> [Given request]: Make an exact transcription of the material, leaving out all images.
########################################
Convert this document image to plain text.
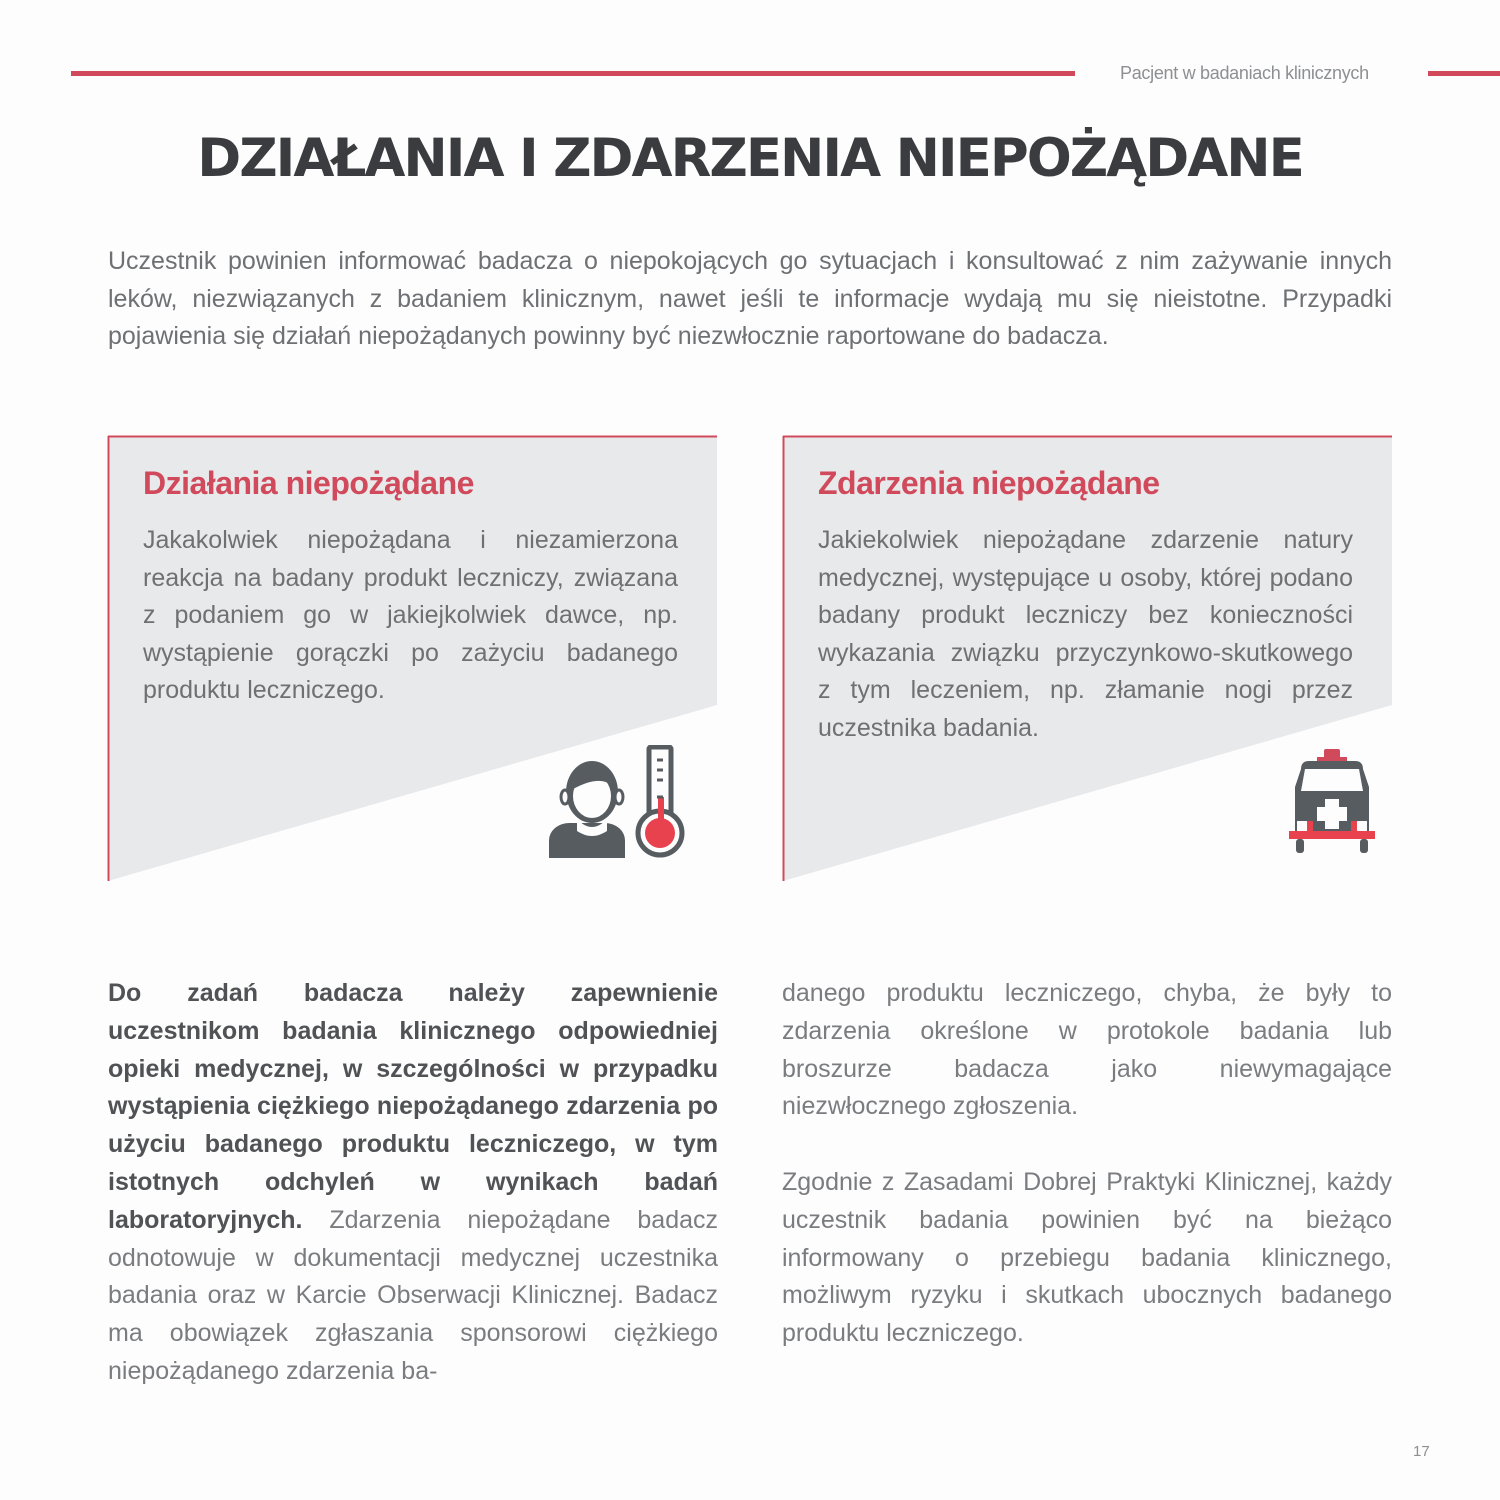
Pacjent w badaniach klinicznych
DZIAŁANIA I ZDARZENIA NIEPOŻĄDANE

Uczestnik powinien informować badacza o niepokojących go sytuacjach i konsultować z nim zażywanie innych leków, niezwiązanych z badaniem klinicznym, nawet jeśli te informacje wydają mu się nieistotne. Przypadki pojawienia się działań niepożądanych powinny być niezwłocznie raportowane do badacza.

Działania niepożądane

Jakakolwiek niepożądana i niezamierzona reakcja na badany produkt leczniczy, związana z podaniem go w jakiejkolwiek dawce, np. wystąpienie gorączki po zażyciu badanego produktu leczniczego.

Zdarzenia niepożądane

Jakiekolwiek niepożądane zdarzenie natury medycznej, występujące u osoby, której podano badany produkt leczniczy bez konieczności wykazania związku przyczynkowo-skutkowego z tym leczeniem, np. złamanie nogi przez uczestnika badania.

Do zadań badacza należy zapewnienie uczestnikom badania klinicznego odpowiedniej opieki medycznej, w szczególności w przypadku wystąpienia ciężkiego niepożądanego zdarzenia po użyciu badanego produktu leczniczego, w tym istotnych odchyleń w wynikach badań laboratoryjnych. Zdarzenia niepożądane badacz odnotowuje w dokumentacji medycznej uczestnika badania oraz w Karcie Obserwacji Klinicznej. Badacz ma obowiązek zgłaszania sponsorowi ciężkiego niepożądanego zdarzenia ba-

danego produktu leczniczego, chyba, że były to zdarzenia określone w protokole badania lub broszurze badacza jako niewymagające niezwłocznego zgłoszenia.

Zgodnie z Zasadami Dobrej Praktyki Klinicznej, każdy uczestnik badania powinien być na bieżąco informowany o przebiegu badania klinicznego, możliwym ryzyku i skutkach ubocznych badanego produktu leczniczego.

17
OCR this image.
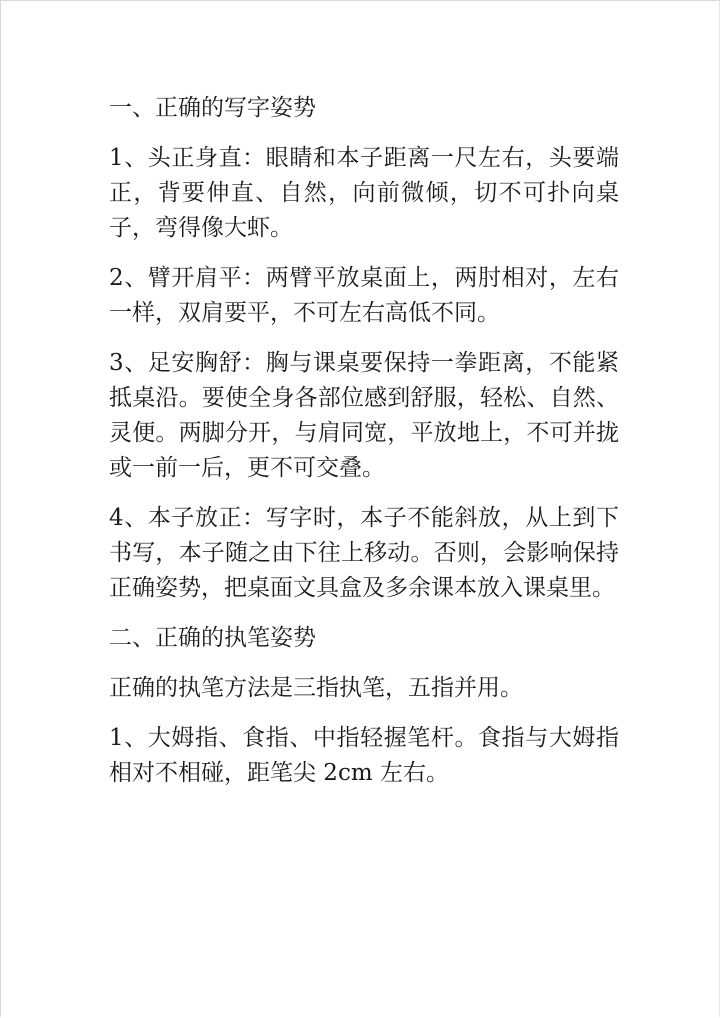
一、正确的写字姿势

1、头正身直：眼睛和本子距离一尺左右，头要端正，背要伸直、自然，向前微倾，切不可扑向桌子，弯得像大虾。

2、臂开肩平：两臂平放桌面上，两肘相对，左右一样，双肩要平，不可左右高低不同。

3、足安胸舒：胸与课桌要保持一拳距离，不能紧抵桌沿。要使全身各部位感到舒服，轻松、自然、灵便。两脚分开，与肩同宽，平放地上，不可并拢或一前一后，更不可交叠。

4、本子放正：写字时，本子不能斜放，从上到下书写，本子随之由下往上移动。否则，会影响保持正确姿势，把桌面文具盒及多余课本放入课桌里。

二、正确的执笔姿势

正确的执笔方法是三指执笔，五指并用。

1、大姆指、食指、中指轻握笔杆。食指与大姆指相对不相碰，距笔尖 2cm 左右。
########################################
> [Correct output]:
Convert this document image to plain text.
Pacjent w badaniach klinicznych
DZIAŁANIA I ZDARZENIA NIEPOŻĄDANE

Uczestnik powinien informować badacza o niepokojących go sytuacjach i konsultować z nim zażywanie innych leków, niezwiązanych z badaniem klinicznym, nawet jeśli te informacje wydają mu się nieistotne. Przypadki pojawienia się działań niepożądanych powinny być niezwłocznie raportowane do badacza.

Działania niepożądane

Jakakolwiek niepożądana i niezamierzona reakcja na badany produkt leczniczy, związana z podaniem go w jakiejkolwiek dawce, np. wystąpienie gorączki po zażyciu badanego produktu leczniczego.

Zdarzenia niepożądane

Jakiekolwiek niepożądane zdarzenie natury medycznej, występujące u osoby, której podano badany produkt leczniczy bez konieczności wykazania związku przyczynkowo-skutkowego z tym leczeniem, np. złamanie nogi przez uczestnika badania.

Do zadań badacza należy zapewnienie uczestnikom badania klinicznego odpowiedniej opieki medycznej, w szczególności w przypadku wystąpienia ciężkiego niepożądanego zdarzenia po użyciu badanego produktu leczniczego, w tym istotnych odchyleń w wynikach badań laboratoryjnych. Zdarzenia niepożądane badacz odnotowuje w dokumentacji medycznej uczestnika badania oraz w Karcie Obserwacji Klinicznej. Badacz ma obowiązek zgłaszania sponsorowi ciężkiego niepożądanego zdarzenia ba-

danego produktu leczniczego, chyba, że były to zdarzenia określone w protokole badania lub broszurze badacza jako niewymagające niezwłocznego zgłoszenia.

Zgodnie z Zasadami Dobrej Praktyki Klinicznej, każdy uczestnik badania powinien być na bieżąco informowany o przebiegu badania klinicznego, możliwym ryzyku i skutkach ubocznych badanego produktu leczniczego.

17
OCR this image.
一、正确的写字姿势

1、头正身直：眼睛和本子距离一尺左右，头要端正，背要伸直、自然，向前微倾，切不可扑向桌子，弯得像大虾。

2、臂开肩平：两臂平放桌面上，两肘相对，左右一样，双肩要平，不可左右高低不同。

3、足安胸舒：胸与课桌要保持一拳距离，不能紧抵桌沿。要使全身各部位感到舒服，轻松、自然、灵便。两脚分开，与肩同宽，平放地上，不可并拢或一前一后，更不可交叠。

4、本子放正：写字时，本子不能斜放，从上到下书写，本子随之由下往上移动。否则，会影响保持正确姿势，把桌面文具盒及多余课本放入课桌里。

二、正确的执笔姿势

正确的执笔方法是三指执笔，五指并用。

1、大姆指、食指、中指轻握笔杆。食指与大姆指相对不相碰，距笔尖 2cm 左右。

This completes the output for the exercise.